## What needs to be done
Every entry that follows is to be set down exactly, with its pictures omitted.

## Input
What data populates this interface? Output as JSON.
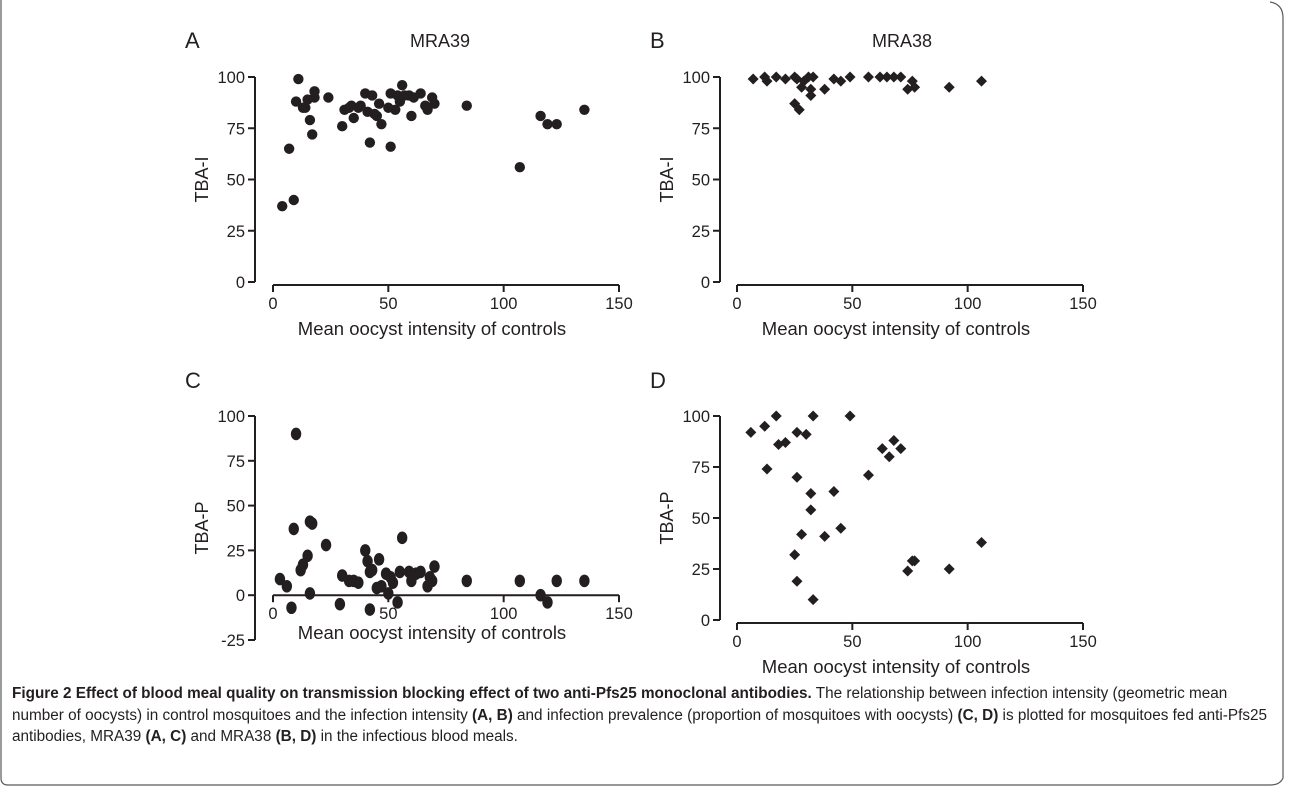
{
  "chart_data": [
    {
      "panel": "A",
      "type": "scatter",
      "title": "MRA39",
      "xlabel": "Mean oocyst intensity of controls",
      "ylabel": "TBA-I",
      "xlim": [
        0,
        150
      ],
      "ylim": [
        0,
        100
      ],
      "xticks": [
        0,
        50,
        100,
        150
      ],
      "yticks": [
        0,
        25,
        50,
        75,
        100
      ],
      "marker": "circle",
      "points": [
        [
          4,
          37
        ],
        [
          7,
          65
        ],
        [
          9,
          40
        ],
        [
          10,
          88
        ],
        [
          11,
          99
        ],
        [
          13,
          85
        ],
        [
          14,
          85
        ],
        [
          15,
          89
        ],
        [
          16,
          79
        ],
        [
          17,
          72
        ],
        [
          18,
          90
        ],
        [
          18,
          93
        ],
        [
          24,
          90
        ],
        [
          30,
          76
        ],
        [
          31,
          84
        ],
        [
          33,
          85
        ],
        [
          34,
          86
        ],
        [
          35,
          80
        ],
        [
          37,
          85
        ],
        [
          38,
          86
        ],
        [
          40,
          92
        ],
        [
          41,
          83
        ],
        [
          42,
          68
        ],
        [
          43,
          91
        ],
        [
          44,
          82
        ],
        [
          45,
          81
        ],
        [
          46,
          87
        ],
        [
          47,
          77
        ],
        [
          50,
          85
        ],
        [
          51,
          92
        ],
        [
          51,
          66
        ],
        [
          53,
          84
        ],
        [
          54,
          91
        ],
        [
          55,
          88
        ],
        [
          56,
          96
        ],
        [
          57,
          91
        ],
        [
          59,
          91
        ],
        [
          60,
          81
        ],
        [
          61,
          90
        ],
        [
          64,
          92
        ],
        [
          66,
          86
        ],
        [
          67,
          84
        ],
        [
          69,
          90
        ],
        [
          70,
          87
        ],
        [
          84,
          86
        ],
        [
          107,
          56
        ],
        [
          116,
          81
        ],
        [
          119,
          77
        ],
        [
          123,
          77
        ],
        [
          135,
          84
        ]
      ]
    },
    {
      "panel": "B",
      "type": "scatter",
      "title": "MRA38",
      "xlabel": "Mean oocyst intensity of controls",
      "ylabel": "TBA-I",
      "xlim": [
        0,
        150
      ],
      "ylim": [
        0,
        100
      ],
      "xticks": [
        0,
        50,
        100,
        150
      ],
      "yticks": [
        0,
        25,
        50,
        75,
        100
      ],
      "marker": "diamond",
      "points": [
        [
          7,
          99
        ],
        [
          12,
          100
        ],
        [
          13,
          98
        ],
        [
          17,
          100
        ],
        [
          21,
          99
        ],
        [
          25,
          100
        ],
        [
          25,
          87
        ],
        [
          26,
          99
        ],
        [
          27,
          84
        ],
        [
          28,
          95
        ],
        [
          29,
          98
        ],
        [
          31,
          100
        ],
        [
          32,
          94
        ],
        [
          32,
          91
        ],
        [
          33,
          100
        ],
        [
          38,
          94
        ],
        [
          42,
          99
        ],
        [
          45,
          98
        ],
        [
          49,
          100
        ],
        [
          57,
          100
        ],
        [
          62,
          100
        ],
        [
          65,
          100
        ],
        [
          68,
          100
        ],
        [
          71,
          100
        ],
        [
          74,
          94
        ],
        [
          76,
          98
        ],
        [
          77,
          95
        ],
        [
          92,
          95
        ],
        [
          106,
          98
        ]
      ]
    },
    {
      "panel": "C",
      "type": "scatter",
      "title": "",
      "xlabel": "Mean oocyst intensity of controls",
      "ylabel": "TBA-P",
      "xlim": [
        0,
        150
      ],
      "ylim": [
        -25,
        100
      ],
      "xticks": [
        0,
        50,
        100,
        150
      ],
      "yticks": [
        -25,
        0,
        25,
        50,
        75,
        100
      ],
      "marker": "ellipse",
      "points": [
        [
          3,
          9
        ],
        [
          6,
          5
        ],
        [
          8,
          -7
        ],
        [
          9,
          37
        ],
        [
          10,
          90
        ],
        [
          12,
          14
        ],
        [
          13,
          17
        ],
        [
          15,
          22
        ],
        [
          16,
          1
        ],
        [
          16,
          41
        ],
        [
          17,
          40
        ],
        [
          23,
          28
        ],
        [
          29,
          -5
        ],
        [
          30,
          11
        ],
        [
          33,
          8
        ],
        [
          35,
          8
        ],
        [
          37,
          7
        ],
        [
          40,
          25
        ],
        [
          41,
          19
        ],
        [
          42,
          13
        ],
        [
          42,
          -8
        ],
        [
          43,
          14
        ],
        [
          45,
          4
        ],
        [
          46,
          20
        ],
        [
          47,
          5
        ],
        [
          49,
          12
        ],
        [
          50,
          1
        ],
        [
          51,
          10
        ],
        [
          52,
          7
        ],
        [
          54,
          -4
        ],
        [
          55,
          13
        ],
        [
          56,
          32
        ],
        [
          59,
          13
        ],
        [
          60,
          8
        ],
        [
          62,
          12
        ],
        [
          64,
          13
        ],
        [
          67,
          5
        ],
        [
          68,
          10
        ],
        [
          69,
          8
        ],
        [
          70,
          16
        ],
        [
          84,
          8
        ],
        [
          107,
          8
        ],
        [
          116,
          0
        ],
        [
          119,
          -4
        ],
        [
          123,
          8
        ],
        [
          135,
          8
        ]
      ]
    },
    {
      "panel": "D",
      "type": "scatter",
      "title": "",
      "xlabel": "Mean oocyst intensity of controls",
      "ylabel": "TBA-P",
      "xlim": [
        0,
        150
      ],
      "ylim": [
        0,
        100
      ],
      "xticks": [
        0,
        50,
        100,
        150
      ],
      "yticks": [
        0,
        25,
        50,
        75,
        100
      ],
      "marker": "diamond",
      "points": [
        [
          6,
          92
        ],
        [
          12,
          95
        ],
        [
          13,
          74
        ],
        [
          17,
          100
        ],
        [
          18,
          86
        ],
        [
          21,
          87
        ],
        [
          25,
          32
        ],
        [
          26,
          92
        ],
        [
          26,
          70
        ],
        [
          26,
          19
        ],
        [
          28,
          42
        ],
        [
          30,
          91
        ],
        [
          32,
          54
        ],
        [
          32,
          62
        ],
        [
          33,
          100
        ],
        [
          33,
          10
        ],
        [
          38,
          41
        ],
        [
          42,
          63
        ],
        [
          45,
          45
        ],
        [
          49,
          100
        ],
        [
          57,
          71
        ],
        [
          63,
          84
        ],
        [
          66,
          80
        ],
        [
          68,
          88
        ],
        [
          71,
          84
        ],
        [
          74,
          24
        ],
        [
          76,
          29
        ],
        [
          77,
          29
        ],
        [
          92,
          25
        ],
        [
          106,
          38
        ]
      ]
    }
  ],
  "panel_labels": [
    "A",
    "B",
    "C",
    "D"
  ],
  "caption": {
    "lead": "Figure 2 Effect of blood meal quality on transmission blocking effect of two anti-Pfs25 monoclonal antibodies.",
    "seg1": " The relationship between infection intensity (geometric mean number of oocysts) in control mosquitoes and the infection intensity ",
    "ref1": "(A, B)",
    "seg2": " and infection prevalence (proportion of mosquitoes with oocysts) ",
    "ref2": "(C, D)",
    "seg3": " is plotted for mosquitoes fed anti-Pfs25 antibodies, MRA39 ",
    "ref3": "(A, C)",
    "seg4": " and MRA38 ",
    "ref4": "(B, D)",
    "seg5": " in the infectious blood meals."
  }
}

## The answer
What data populates this interface? Output as JSON.
{
  "chart_data": [
    {
      "panel": "A",
      "type": "scatter",
      "title": "MRA39",
      "xlabel": "Mean oocyst intensity of controls",
      "ylabel": "TBA-I",
      "xlim": [
        0,
        150
      ],
      "ylim": [
        0,
        100
      ],
      "xticks": [
        0,
        50,
        100,
        150
      ],
      "yticks": [
        0,
        25,
        50,
        75,
        100
      ],
      "marker": "circle",
      "points": [
        [
          4,
          37
        ],
        [
          7,
          65
        ],
        [
          9,
          40
        ],
        [
          10,
          88
        ],
        [
          11,
          99
        ],
        [
          13,
          85
        ],
        [
          14,
          85
        ],
        [
          15,
          89
        ],
        [
          16,
          79
        ],
        [
          17,
          72
        ],
        [
          18,
          90
        ],
        [
          18,
          93
        ],
        [
          24,
          90
        ],
        [
          30,
          76
        ],
        [
          31,
          84
        ],
        [
          33,
          85
        ],
        [
          34,
          86
        ],
        [
          35,
          80
        ],
        [
          37,
          85
        ],
        [
          38,
          86
        ],
        [
          40,
          92
        ],
        [
          41,
          83
        ],
        [
          42,
          68
        ],
        [
          43,
          91
        ],
        [
          44,
          82
        ],
        [
          45,
          81
        ],
        [
          46,
          87
        ],
        [
          47,
          77
        ],
        [
          50,
          85
        ],
        [
          51,
          92
        ],
        [
          51,
          66
        ],
        [
          53,
          84
        ],
        [
          54,
          91
        ],
        [
          55,
          88
        ],
        [
          56,
          96
        ],
        [
          57,
          91
        ],
        [
          59,
          91
        ],
        [
          60,
          81
        ],
        [
          61,
          90
        ],
        [
          64,
          92
        ],
        [
          66,
          86
        ],
        [
          67,
          84
        ],
        [
          69,
          90
        ],
        [
          70,
          87
        ],
        [
          84,
          86
        ],
        [
          107,
          56
        ],
        [
          116,
          81
        ],
        [
          119,
          77
        ],
        [
          123,
          77
        ],
        [
          135,
          84
        ]
      ]
    },
    {
      "panel": "B",
      "type": "scatter",
      "title": "MRA38",
      "xlabel": "Mean oocyst intensity of controls",
      "ylabel": "TBA-I",
      "xlim": [
        0,
        150
      ],
      "ylim": [
        0,
        100
      ],
      "xticks": [
        0,
        50,
        100,
        150
      ],
      "yticks": [
        0,
        25,
        50,
        75,
        100
      ],
      "marker": "diamond",
      "points": [
        [
          7,
          99
        ],
        [
          12,
          100
        ],
        [
          13,
          98
        ],
        [
          17,
          100
        ],
        [
          21,
          99
        ],
        [
          25,
          100
        ],
        [
          25,
          87
        ],
        [
          26,
          99
        ],
        [
          27,
          84
        ],
        [
          28,
          95
        ],
        [
          29,
          98
        ],
        [
          31,
          100
        ],
        [
          32,
          94
        ],
        [
          32,
          91
        ],
        [
          33,
          100
        ],
        [
          38,
          94
        ],
        [
          42,
          99
        ],
        [
          45,
          98
        ],
        [
          49,
          100
        ],
        [
          57,
          100
        ],
        [
          62,
          100
        ],
        [
          65,
          100
        ],
        [
          68,
          100
        ],
        [
          71,
          100
        ],
        [
          74,
          94
        ],
        [
          76,
          98
        ],
        [
          77,
          95
        ],
        [
          92,
          95
        ],
        [
          106,
          98
        ]
      ]
    },
    {
      "panel": "C",
      "type": "scatter",
      "title": "",
      "xlabel": "Mean oocyst intensity of controls",
      "ylabel": "TBA-P",
      "xlim": [
        0,
        150
      ],
      "ylim": [
        -25,
        100
      ],
      "xticks": [
        0,
        50,
        100,
        150
      ],
      "yticks": [
        -25,
        0,
        25,
        50,
        75,
        100
      ],
      "marker": "ellipse",
      "points": [
        [
          3,
          9
        ],
        [
          6,
          5
        ],
        [
          8,
          -7
        ],
        [
          9,
          37
        ],
        [
          10,
          90
        ],
        [
          12,
          14
        ],
        [
          13,
          17
        ],
        [
          15,
          22
        ],
        [
          16,
          1
        ],
        [
          16,
          41
        ],
        [
          17,
          40
        ],
        [
          23,
          28
        ],
        [
          29,
          -5
        ],
        [
          30,
          11
        ],
        [
          33,
          8
        ],
        [
          35,
          8
        ],
        [
          37,
          7
        ],
        [
          40,
          25
        ],
        [
          41,
          19
        ],
        [
          42,
          13
        ],
        [
          42,
          -8
        ],
        [
          43,
          14
        ],
        [
          45,
          4
        ],
        [
          46,
          20
        ],
        [
          47,
          5
        ],
        [
          49,
          12
        ],
        [
          50,
          1
        ],
        [
          51,
          10
        ],
        [
          52,
          7
        ],
        [
          54,
          -4
        ],
        [
          55,
          13
        ],
        [
          56,
          32
        ],
        [
          59,
          13
        ],
        [
          60,
          8
        ],
        [
          62,
          12
        ],
        [
          64,
          13
        ],
        [
          67,
          5
        ],
        [
          68,
          10
        ],
        [
          69,
          8
        ],
        [
          70,
          16
        ],
        [
          84,
          8
        ],
        [
          107,
          8
        ],
        [
          116,
          0
        ],
        [
          119,
          -4
        ],
        [
          123,
          8
        ],
        [
          135,
          8
        ]
      ]
    },
    {
      "panel": "D",
      "type": "scatter",
      "title": "",
      "xlabel": "Mean oocyst intensity of controls",
      "ylabel": "TBA-P",
      "xlim": [
        0,
        150
      ],
      "ylim": [
        0,
        100
      ],
      "xticks": [
        0,
        50,
        100,
        150
      ],
      "yticks": [
        0,
        25,
        50,
        75,
        100
      ],
      "marker": "diamond",
      "points": [
        [
          6,
          92
        ],
        [
          12,
          95
        ],
        [
          13,
          74
        ],
        [
          17,
          100
        ],
        [
          18,
          86
        ],
        [
          21,
          87
        ],
        [
          25,
          32
        ],
        [
          26,
          92
        ],
        [
          26,
          70
        ],
        [
          26,
          19
        ],
        [
          28,
          42
        ],
        [
          30,
          91
        ],
        [
          32,
          54
        ],
        [
          32,
          62
        ],
        [
          33,
          100
        ],
        [
          33,
          10
        ],
        [
          38,
          41
        ],
        [
          42,
          63
        ],
        [
          45,
          45
        ],
        [
          49,
          100
        ],
        [
          57,
          71
        ],
        [
          63,
          84
        ],
        [
          66,
          80
        ],
        [
          68,
          88
        ],
        [
          71,
          84
        ],
        [
          74,
          24
        ],
        [
          76,
          29
        ],
        [
          77,
          29
        ],
        [
          92,
          25
        ],
        [
          106,
          38
        ]
      ]
    }
  ],
  "panel_labels": [
    "A",
    "B",
    "C",
    "D"
  ],
  "caption": {
    "lead": "Figure 2 Effect of blood meal quality on transmission blocking effect of two anti-Pfs25 monoclonal antibodies.",
    "seg1": " The relationship between infection intensity (geometric mean number of oocysts) in control mosquitoes and the infection intensity ",
    "ref1": "(A, B)",
    "seg2": " and infection prevalence (proportion of mosquitoes with oocysts) ",
    "ref2": "(C, D)",
    "seg3": " is plotted for mosquitoes fed anti-Pfs25 antibodies, MRA39 ",
    "ref3": "(A, C)",
    "seg4": " and MRA38 ",
    "ref4": "(B, D)",
    "seg5": " in the infectious blood meals."
  }
}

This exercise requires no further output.